WHAT IS REQUIRED :: Can you give all the records again without altering a single character?
-- START OF SUPPLIED ENTRIES --
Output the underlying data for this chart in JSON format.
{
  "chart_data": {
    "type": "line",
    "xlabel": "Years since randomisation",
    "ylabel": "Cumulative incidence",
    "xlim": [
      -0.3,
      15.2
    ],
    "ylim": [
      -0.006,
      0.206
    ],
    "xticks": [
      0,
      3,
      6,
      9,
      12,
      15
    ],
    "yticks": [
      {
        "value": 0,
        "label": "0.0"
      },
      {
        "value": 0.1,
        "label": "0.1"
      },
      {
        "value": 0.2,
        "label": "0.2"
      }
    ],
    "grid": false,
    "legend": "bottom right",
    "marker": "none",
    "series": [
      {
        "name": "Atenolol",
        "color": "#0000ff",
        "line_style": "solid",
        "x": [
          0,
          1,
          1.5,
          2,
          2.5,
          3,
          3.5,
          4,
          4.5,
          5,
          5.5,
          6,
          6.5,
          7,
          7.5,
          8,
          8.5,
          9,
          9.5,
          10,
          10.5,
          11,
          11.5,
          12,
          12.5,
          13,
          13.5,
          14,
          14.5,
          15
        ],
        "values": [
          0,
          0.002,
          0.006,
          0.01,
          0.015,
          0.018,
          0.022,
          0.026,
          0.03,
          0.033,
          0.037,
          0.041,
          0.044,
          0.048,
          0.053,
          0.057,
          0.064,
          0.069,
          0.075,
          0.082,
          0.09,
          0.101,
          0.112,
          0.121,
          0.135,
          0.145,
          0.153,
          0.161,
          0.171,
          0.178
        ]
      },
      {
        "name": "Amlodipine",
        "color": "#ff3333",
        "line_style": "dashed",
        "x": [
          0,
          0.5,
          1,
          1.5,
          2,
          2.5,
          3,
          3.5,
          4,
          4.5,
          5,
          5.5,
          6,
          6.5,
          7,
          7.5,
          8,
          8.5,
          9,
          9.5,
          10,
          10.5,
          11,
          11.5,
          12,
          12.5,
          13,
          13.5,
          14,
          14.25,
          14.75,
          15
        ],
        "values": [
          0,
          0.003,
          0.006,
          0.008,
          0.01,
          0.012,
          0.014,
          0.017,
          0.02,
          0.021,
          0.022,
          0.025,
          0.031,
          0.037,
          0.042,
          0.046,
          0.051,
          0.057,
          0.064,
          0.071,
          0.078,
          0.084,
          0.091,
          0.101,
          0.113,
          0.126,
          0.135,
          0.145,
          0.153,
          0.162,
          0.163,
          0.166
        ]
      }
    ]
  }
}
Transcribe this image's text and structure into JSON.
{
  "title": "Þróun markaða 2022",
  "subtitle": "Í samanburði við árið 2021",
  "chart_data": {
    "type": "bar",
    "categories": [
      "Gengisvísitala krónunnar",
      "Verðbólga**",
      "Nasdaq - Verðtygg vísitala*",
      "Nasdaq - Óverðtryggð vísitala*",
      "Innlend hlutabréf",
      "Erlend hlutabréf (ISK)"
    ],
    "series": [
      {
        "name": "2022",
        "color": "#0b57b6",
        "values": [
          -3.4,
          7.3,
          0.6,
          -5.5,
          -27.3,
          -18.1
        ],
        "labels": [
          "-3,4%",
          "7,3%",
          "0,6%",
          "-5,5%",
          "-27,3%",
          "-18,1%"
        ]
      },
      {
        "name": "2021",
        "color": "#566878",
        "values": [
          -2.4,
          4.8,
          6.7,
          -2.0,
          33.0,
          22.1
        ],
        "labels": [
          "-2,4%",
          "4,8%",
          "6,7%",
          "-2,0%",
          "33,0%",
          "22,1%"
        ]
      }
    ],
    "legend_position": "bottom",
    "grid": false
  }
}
-- END OF SUPPLIED ENTRIES --
SOLUTION ::
Output the underlying data for this chart in JSON format.
{
  "chart_data": {
    "type": "line",
    "xlabel": "Years since randomisation",
    "ylabel": "Cumulative incidence",
    "xlim": [
      -0.3,
      15.2
    ],
    "ylim": [
      -0.006,
      0.206
    ],
    "xticks": [
      0,
      3,
      6,
      9,
      12,
      15
    ],
    "yticks": [
      {
        "value": 0,
        "label": "0.0"
      },
      {
        "value": 0.1,
        "label": "0.1"
      },
      {
        "value": 0.2,
        "label": "0.2"
      }
    ],
    "grid": false,
    "legend": "bottom right",
    "marker": "none",
    "series": [
      {
        "name": "Atenolol",
        "color": "#0000ff",
        "line_style": "solid",
        "x": [
          0,
          1,
          1.5,
          2,
          2.5,
          3,
          3.5,
          4,
          4.5,
          5,
          5.5,
          6,
          6.5,
          7,
          7.5,
          8,
          8.5,
          9,
          9.5,
          10,
          10.5,
          11,
          11.5,
          12,
          12.5,
          13,
          13.5,
          14,
          14.5,
          15
        ],
        "values": [
          0,
          0.002,
          0.006,
          0.01,
          0.015,
          0.018,
          0.022,
          0.026,
          0.03,
          0.033,
          0.037,
          0.041,
          0.044,
          0.048,
          0.053,
          0.057,
          0.064,
          0.069,
          0.075,
          0.082,
          0.09,
          0.101,
          0.112,
          0.121,
          0.135,
          0.145,
          0.153,
          0.161,
          0.171,
          0.178
        ]
      },
      {
        "name": "Amlodipine",
        "color": "#ff3333",
        "line_style": "dashed",
        "x": [
          0,
          0.5,
          1,
          1.5,
          2,
          2.5,
          3,
          3.5,
          4,
          4.5,
          5,
          5.5,
          6,
          6.5,
          7,
          7.5,
          8,
          8.5,
          9,
          9.5,
          10,
          10.5,
          11,
          11.5,
          12,
          12.5,
          13,
          13.5,
          14,
          14.25,
          14.75,
          15
        ],
        "values": [
          0,
          0.003,
          0.006,
          0.008,
          0.01,
          0.012,
          0.014,
          0.017,
          0.02,
          0.021,
          0.022,
          0.025,
          0.031,
          0.037,
          0.042,
          0.046,
          0.051,
          0.057,
          0.064,
          0.071,
          0.078,
          0.084,
          0.091,
          0.101,
          0.113,
          0.126,
          0.135,
          0.145,
          0.153,
          0.162,
          0.163,
          0.166
        ]
      }
    ]
  }
}
Transcribe this image's text and structure into JSON.
{
  "title": "Þróun markaða 2022",
  "subtitle": "Í samanburði við árið 2021",
  "chart_data": {
    "type": "bar",
    "categories": [
      "Gengisvísitala krónunnar",
      "Verðbólga**",
      "Nasdaq - Verðtygg vísitala*",
      "Nasdaq - Óverðtryggð vísitala*",
      "Innlend hlutabréf",
      "Erlend hlutabréf (ISK)"
    ],
    "series": [
      {
        "name": "2022",
        "color": "#0b57b6",
        "values": [
          -3.4,
          7.3,
          0.6,
          -5.5,
          -27.3,
          -18.1
        ],
        "labels": [
          "-3,4%",
          "7,3%",
          "0,6%",
          "-5,5%",
          "-27,3%",
          "-18,1%"
        ]
      },
      {
        "name": "2021",
        "color": "#566878",
        "values": [
          -2.4,
          4.8,
          6.7,
          -2.0,
          33.0,
          22.1
        ],
        "labels": [
          "-2,4%",
          "4,8%",
          "6,7%",
          "-2,0%",
          "33,0%",
          "22,1%"
        ]
      }
    ],
    "legend_position": "bottom",
    "grid": false
  }
}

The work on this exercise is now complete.